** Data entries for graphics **

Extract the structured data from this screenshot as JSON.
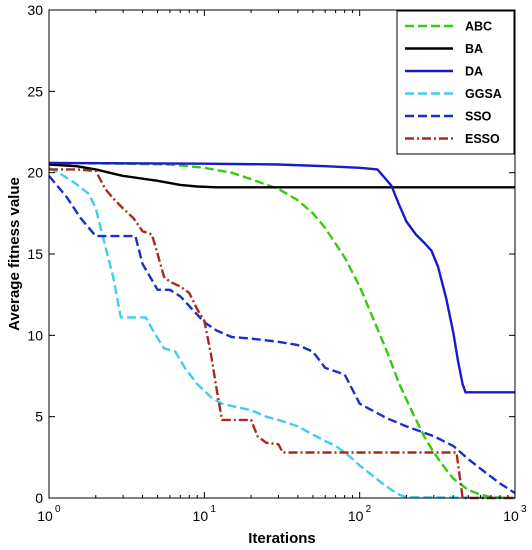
{
  "chart_data": {
    "type": "line",
    "title": "",
    "xlabel": "Iterations",
    "ylabel": "Average fitness value",
    "xscale": "log",
    "xlim": [
      1,
      1000
    ],
    "ylim": [
      0,
      30
    ],
    "x_ticks": [
      1,
      10,
      100,
      1000
    ],
    "x_tick_labels": [
      "10",
      "10",
      "10",
      "10"
    ],
    "x_tick_exponents": [
      "0",
      "1",
      "2",
      "3"
    ],
    "y_ticks": [
      0,
      5,
      10,
      15,
      20,
      25,
      30
    ],
    "y_tick_labels": [
      "0",
      "5",
      "10",
      "15",
      "20",
      "25",
      "30"
    ],
    "grid": false,
    "legend_position": "top-right",
    "series": [
      {
        "name": "ABC",
        "color": "#33cc11",
        "dash": "dashed",
        "points": [
          [
            1,
            20.6
          ],
          [
            3,
            20.55
          ],
          [
            6,
            20.5
          ],
          [
            10,
            20.3
          ],
          [
            15,
            20.0
          ],
          [
            20,
            19.6
          ],
          [
            30,
            19.0
          ],
          [
            40,
            18.3
          ],
          [
            50,
            17.5
          ],
          [
            60,
            16.6
          ],
          [
            80,
            14.8
          ],
          [
            100,
            13.0
          ],
          [
            120,
            11.2
          ],
          [
            150,
            9.0
          ],
          [
            180,
            7.0
          ],
          [
            220,
            5.2
          ],
          [
            260,
            3.8
          ],
          [
            300,
            2.8
          ],
          [
            350,
            1.9
          ],
          [
            400,
            1.2
          ],
          [
            500,
            0.5
          ],
          [
            600,
            0.2
          ],
          [
            700,
            0.05
          ],
          [
            1000,
            0
          ]
        ]
      },
      {
        "name": "BA",
        "color": "#000000",
        "dash": "solid",
        "points": [
          [
            1,
            20.5
          ],
          [
            1.5,
            20.4
          ],
          [
            2,
            20.2
          ],
          [
            3,
            19.8
          ],
          [
            5,
            19.5
          ],
          [
            7,
            19.25
          ],
          [
            9,
            19.15
          ],
          [
            12,
            19.1
          ],
          [
            20,
            19.1
          ],
          [
            100,
            19.1
          ],
          [
            1000,
            19.1
          ]
        ]
      },
      {
        "name": "DA",
        "color": "#1a1acc",
        "dash": "solid",
        "points": [
          [
            1,
            20.6
          ],
          [
            10,
            20.55
          ],
          [
            30,
            20.5
          ],
          [
            60,
            20.4
          ],
          [
            100,
            20.3
          ],
          [
            130,
            20.2
          ],
          [
            160,
            19.2
          ],
          [
            180,
            18.0
          ],
          [
            200,
            17.0
          ],
          [
            230,
            16.2
          ],
          [
            260,
            15.7
          ],
          [
            290,
            15.2
          ],
          [
            320,
            14.2
          ],
          [
            360,
            12.3
          ],
          [
            400,
            10.2
          ],
          [
            430,
            8.4
          ],
          [
            460,
            7.0
          ],
          [
            480,
            6.5
          ],
          [
            1000,
            6.5
          ]
        ]
      },
      {
        "name": "GGSA",
        "color": "#44ccee",
        "dash": "dashed",
        "points": [
          [
            1,
            20.3
          ],
          [
            1.2,
            19.9
          ],
          [
            1.5,
            19.3
          ],
          [
            1.8,
            18.7
          ],
          [
            2,
            17.8
          ],
          [
            2.3,
            15.5
          ],
          [
            2.6,
            13.5
          ],
          [
            2.9,
            11.1
          ],
          [
            3.5,
            11.1
          ],
          [
            4.2,
            11.1
          ],
          [
            4.8,
            10.1
          ],
          [
            5.5,
            9.2
          ],
          [
            6.5,
            9.0
          ],
          [
            7.5,
            8.0
          ],
          [
            9,
            7.0
          ],
          [
            10,
            6.6
          ],
          [
            11,
            6.2
          ],
          [
            13,
            5.8
          ],
          [
            16,
            5.6
          ],
          [
            20,
            5.4
          ],
          [
            25,
            5.0
          ],
          [
            30,
            4.8
          ],
          [
            40,
            4.4
          ],
          [
            50,
            3.9
          ],
          [
            60,
            3.5
          ],
          [
            70,
            3.2
          ],
          [
            80,
            2.8
          ],
          [
            90,
            2.4
          ],
          [
            100,
            2.0
          ],
          [
            120,
            1.4
          ],
          [
            140,
            0.9
          ],
          [
            160,
            0.5
          ],
          [
            180,
            0.2
          ],
          [
            200,
            0.05
          ],
          [
            1000,
            0
          ]
        ]
      },
      {
        "name": "SSO",
        "color": "#1a2ecc",
        "dash": "dashed",
        "points": [
          [
            1,
            19.8
          ],
          [
            1.3,
            18.5
          ],
          [
            1.6,
            17.2
          ],
          [
            2,
            16.1
          ],
          [
            3,
            16.1
          ],
          [
            3.6,
            16.1
          ],
          [
            4,
            14.4
          ],
          [
            5,
            12.8
          ],
          [
            6,
            12.8
          ],
          [
            7,
            12.4
          ],
          [
            8,
            11.8
          ],
          [
            10,
            10.8
          ],
          [
            12,
            10.3
          ],
          [
            15,
            9.9
          ],
          [
            20,
            9.8
          ],
          [
            30,
            9.6
          ],
          [
            40,
            9.4
          ],
          [
            50,
            9.0
          ],
          [
            60,
            8.0
          ],
          [
            80,
            7.6
          ],
          [
            100,
            5.8
          ],
          [
            150,
            4.9
          ],
          [
            200,
            4.4
          ],
          [
            300,
            3.8
          ],
          [
            400,
            3.2
          ],
          [
            500,
            2.4
          ],
          [
            600,
            1.8
          ],
          [
            800,
            0.9
          ],
          [
            1000,
            0.3
          ]
        ]
      },
      {
        "name": "ESSO",
        "color": "#aa2a1a",
        "dash": "dashdot",
        "points": [
          [
            1,
            20.2
          ],
          [
            1.5,
            20.2
          ],
          [
            2,
            20.1
          ],
          [
            2.3,
            19.0
          ],
          [
            2.6,
            18.4
          ],
          [
            3,
            17.8
          ],
          [
            3.5,
            17.2
          ],
          [
            4,
            16.4
          ],
          [
            4.6,
            16.2
          ],
          [
            5,
            15.0
          ],
          [
            5.5,
            13.6
          ],
          [
            6,
            13.3
          ],
          [
            7,
            13.0
          ],
          [
            8,
            12.6
          ],
          [
            9,
            11.6
          ],
          [
            10,
            10.9
          ],
          [
            11,
            8.9
          ],
          [
            12,
            6.7
          ],
          [
            13,
            4.8
          ],
          [
            15,
            4.8
          ],
          [
            20,
            4.8
          ],
          [
            22,
            3.8
          ],
          [
            25,
            3.4
          ],
          [
            30,
            3.3
          ],
          [
            32,
            2.8
          ],
          [
            50,
            2.8
          ],
          [
            100,
            2.8
          ],
          [
            200,
            2.8
          ],
          [
            420,
            2.8
          ],
          [
            460,
            0
          ],
          [
            1000,
            0
          ]
        ]
      }
    ]
  }
}
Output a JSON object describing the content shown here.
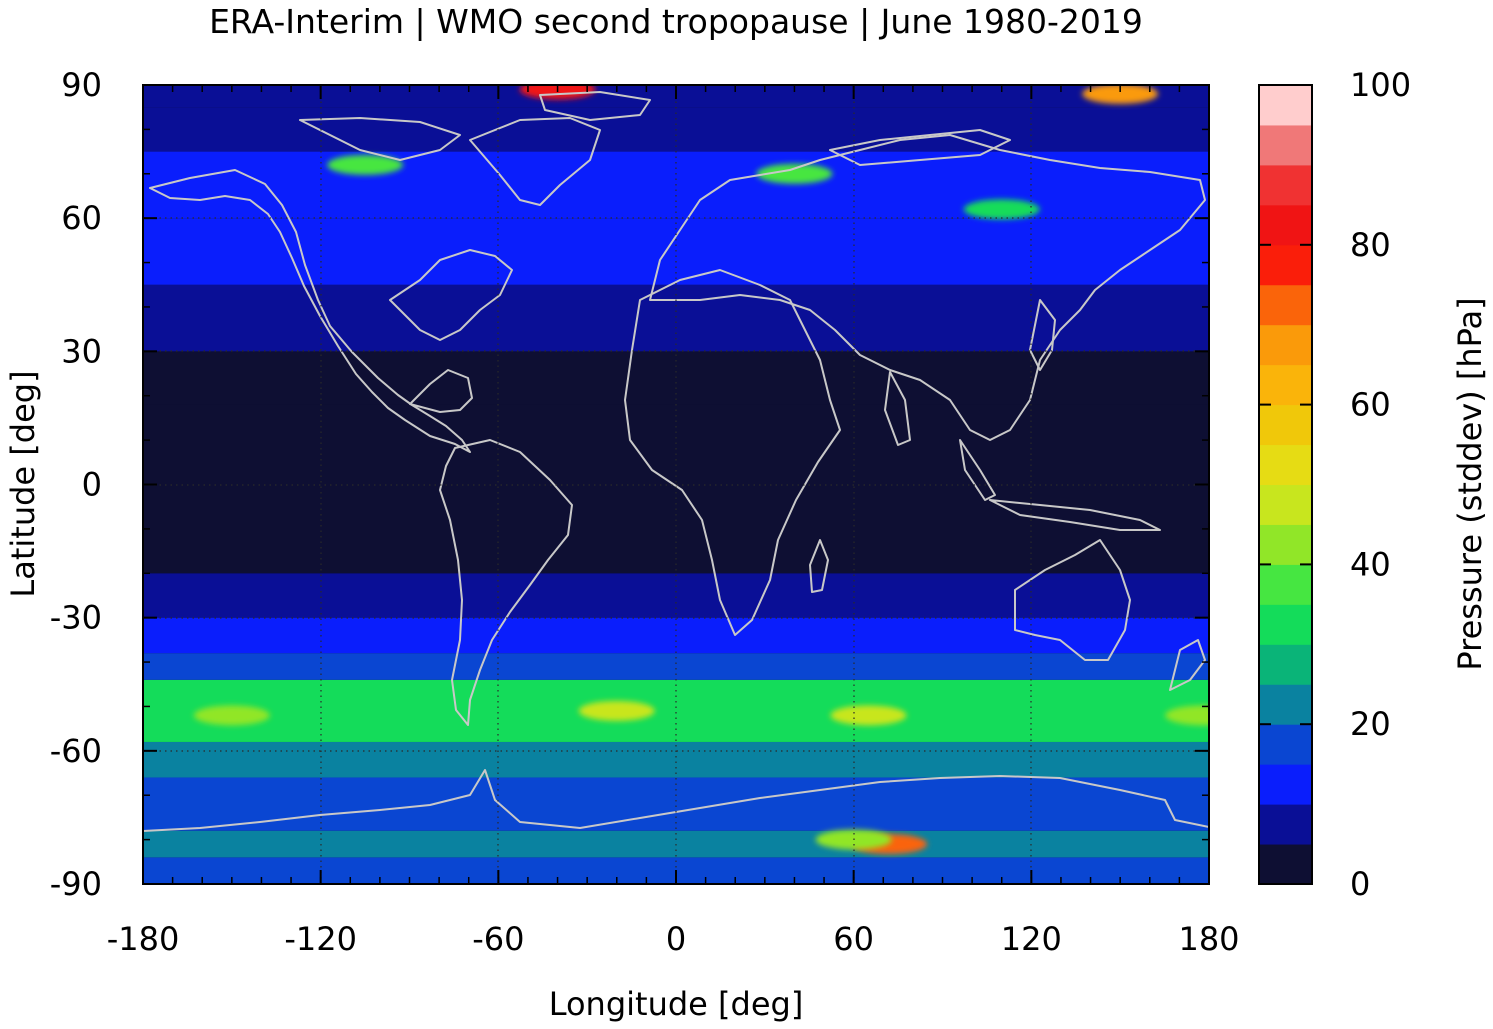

** Exercise description **
Print out the whole of the material word for word, without pictures.

** Task solution **
Extract the structured data from this screenshot as JSON.
{
  "chart_data": {
    "type": "line",
    "title": "",
    "xlabel": "Iterations",
    "ylabel": "Average fitness value",
    "xscale": "log",
    "xlim": [
      1,
      1000
    ],
    "ylim": [
      0,
      30
    ],
    "x_ticks": [
      1,
      10,
      100,
      1000
    ],
    "x_tick_labels": [
      "10",
      "10",
      "10",
      "10"
    ],
    "x_tick_exponents": [
      "0",
      "1",
      "2",
      "3"
    ],
    "y_ticks": [
      0,
      5,
      10,
      15,
      20,
      25,
      30
    ],
    "y_tick_labels": [
      "0",
      "5",
      "10",
      "15",
      "20",
      "25",
      "30"
    ],
    "grid": false,
    "legend_position": "top-right",
    "series": [
      {
        "name": "ABC",
        "color": "#33cc11",
        "dash": "dashed",
        "points": [
          [
            1,
            20.6
          ],
          [
            3,
            20.55
          ],
          [
            6,
            20.5
          ],
          [
            10,
            20.3
          ],
          [
            15,
            20.0
          ],
          [
            20,
            19.6
          ],
          [
            30,
            19.0
          ],
          [
            40,
            18.3
          ],
          [
            50,
            17.5
          ],
          [
            60,
            16.6
          ],
          [
            80,
            14.8
          ],
          [
            100,
            13.0
          ],
          [
            120,
            11.2
          ],
          [
            150,
            9.0
          ],
          [
            180,
            7.0
          ],
          [
            220,
            5.2
          ],
          [
            260,
            3.8
          ],
          [
            300,
            2.8
          ],
          [
            350,
            1.9
          ],
          [
            400,
            1.2
          ],
          [
            500,
            0.5
          ],
          [
            600,
            0.2
          ],
          [
            700,
            0.05
          ],
          [
            1000,
            0
          ]
        ]
      },
      {
        "name": "BA",
        "color": "#000000",
        "dash": "solid",
        "points": [
          [
            1,
            20.5
          ],
          [
            1.5,
            20.4
          ],
          [
            2,
            20.2
          ],
          [
            3,
            19.8
          ],
          [
            5,
            19.5
          ],
          [
            7,
            19.25
          ],
          [
            9,
            19.15
          ],
          [
            12,
            19.1
          ],
          [
            20,
            19.1
          ],
          [
            100,
            19.1
          ],
          [
            1000,
            19.1
          ]
        ]
      },
      {
        "name": "DA",
        "color": "#1a1acc",
        "dash": "solid",
        "points": [
          [
            1,
            20.6
          ],
          [
            10,
            20.55
          ],
          [
            30,
            20.5
          ],
          [
            60,
            20.4
          ],
          [
            100,
            20.3
          ],
          [
            130,
            20.2
          ],
          [
            160,
            19.2
          ],
          [
            180,
            18.0
          ],
          [
            200,
            17.0
          ],
          [
            230,
            16.2
          ],
          [
            260,
            15.7
          ],
          [
            290,
            15.2
          ],
          [
            320,
            14.2
          ],
          [
            360,
            12.3
          ],
          [
            400,
            10.2
          ],
          [
            430,
            8.4
          ],
          [
            460,
            7.0
          ],
          [
            480,
            6.5
          ],
          [
            1000,
            6.5
          ]
        ]
      },
      {
        "name": "GGSA",
        "color": "#44ccee",
        "dash": "dashed",
        "points": [
          [
            1,
            20.3
          ],
          [
            1.2,
            19.9
          ],
          [
            1.5,
            19.3
          ],
          [
            1.8,
            18.7
          ],
          [
            2,
            17.8
          ],
          [
            2.3,
            15.5
          ],
          [
            2.6,
            13.5
          ],
          [
            2.9,
            11.1
          ],
          [
            3.5,
            11.1
          ],
          [
            4.2,
            11.1
          ],
          [
            4.8,
            10.1
          ],
          [
            5.5,
            9.2
          ],
          [
            6.5,
            9.0
          ],
          [
            7.5,
            8.0
          ],
          [
            9,
            7.0
          ],
          [
            10,
            6.6
          ],
          [
            11,
            6.2
          ],
          [
            13,
            5.8
          ],
          [
            16,
            5.6
          ],
          [
            20,
            5.4
          ],
          [
            25,
            5.0
          ],
          [
            30,
            4.8
          ],
          [
            40,
            4.4
          ],
          [
            50,
            3.9
          ],
          [
            60,
            3.5
          ],
          [
            70,
            3.2
          ],
          [
            80,
            2.8
          ],
          [
            90,
            2.4
          ],
          [
            100,
            2.0
          ],
          [
            120,
            1.4
          ],
          [
            140,
            0.9
          ],
          [
            160,
            0.5
          ],
          [
            180,
            0.2
          ],
          [
            200,
            0.05
          ],
          [
            1000,
            0
          ]
        ]
      },
      {
        "name": "SSO",
        "color": "#1a2ecc",
        "dash": "dashed",
        "points": [
          [
            1,
            19.8
          ],
          [
            1.3,
            18.5
          ],
          [
            1.6,
            17.2
          ],
          [
            2,
            16.1
          ],
          [
            3,
            16.1
          ],
          [
            3.6,
            16.1
          ],
          [
            4,
            14.4
          ],
          [
            5,
            12.8
          ],
          [
            6,
            12.8
          ],
          [
            7,
            12.4
          ],
          [
            8,
            11.8
          ],
          [
            10,
            10.8
          ],
          [
            12,
            10.3
          ],
          [
            15,
            9.9
          ],
          [
            20,
            9.8
          ],
          [
            30,
            9.6
          ],
          [
            40,
            9.4
          ],
          [
            50,
            9.0
          ],
          [
            60,
            8.0
          ],
          [
            80,
            7.6
          ],
          [
            100,
            5.8
          ],
          [
            150,
            4.9
          ],
          [
            200,
            4.4
          ],
          [
            300,
            3.8
          ],
          [
            400,
            3.2
          ],
          [
            500,
            2.4
          ],
          [
            600,
            1.8
          ],
          [
            800,
            0.9
          ],
          [
            1000,
            0.3
          ]
        ]
      },
      {
        "name": "ESSO",
        "color": "#aa2a1a",
        "dash": "dashdot",
        "points": [
          [
            1,
            20.2
          ],
          [
            1.5,
            20.2
          ],
          [
            2,
            20.1
          ],
          [
            2.3,
            19.0
          ],
          [
            2.6,
            18.4
          ],
          [
            3,
            17.8
          ],
          [
            3.5,
            17.2
          ],
          [
            4,
            16.4
          ],
          [
            4.6,
            16.2
          ],
          [
            5,
            15.0
          ],
          [
            5.5,
            13.6
          ],
          [
            6,
            13.3
          ],
          [
            7,
            13.0
          ],
          [
            8,
            12.6
          ],
          [
            9,
            11.6
          ],
          [
            10,
            10.9
          ],
          [
            11,
            8.9
          ],
          [
            12,
            6.7
          ],
          [
            13,
            4.8
          ],
          [
            15,
            4.8
          ],
          [
            20,
            4.8
          ],
          [
            22,
            3.8
          ],
          [
            25,
            3.4
          ],
          [
            30,
            3.3
          ],
          [
            32,
            2.8
          ],
          [
            50,
            2.8
          ],
          [
            100,
            2.8
          ],
          [
            200,
            2.8
          ],
          [
            420,
            2.8
          ],
          [
            460,
            0
          ],
          [
            1000,
            0
          ]
        ]
      }
    ]
  }
}
Output a JSON object describing the content shown here.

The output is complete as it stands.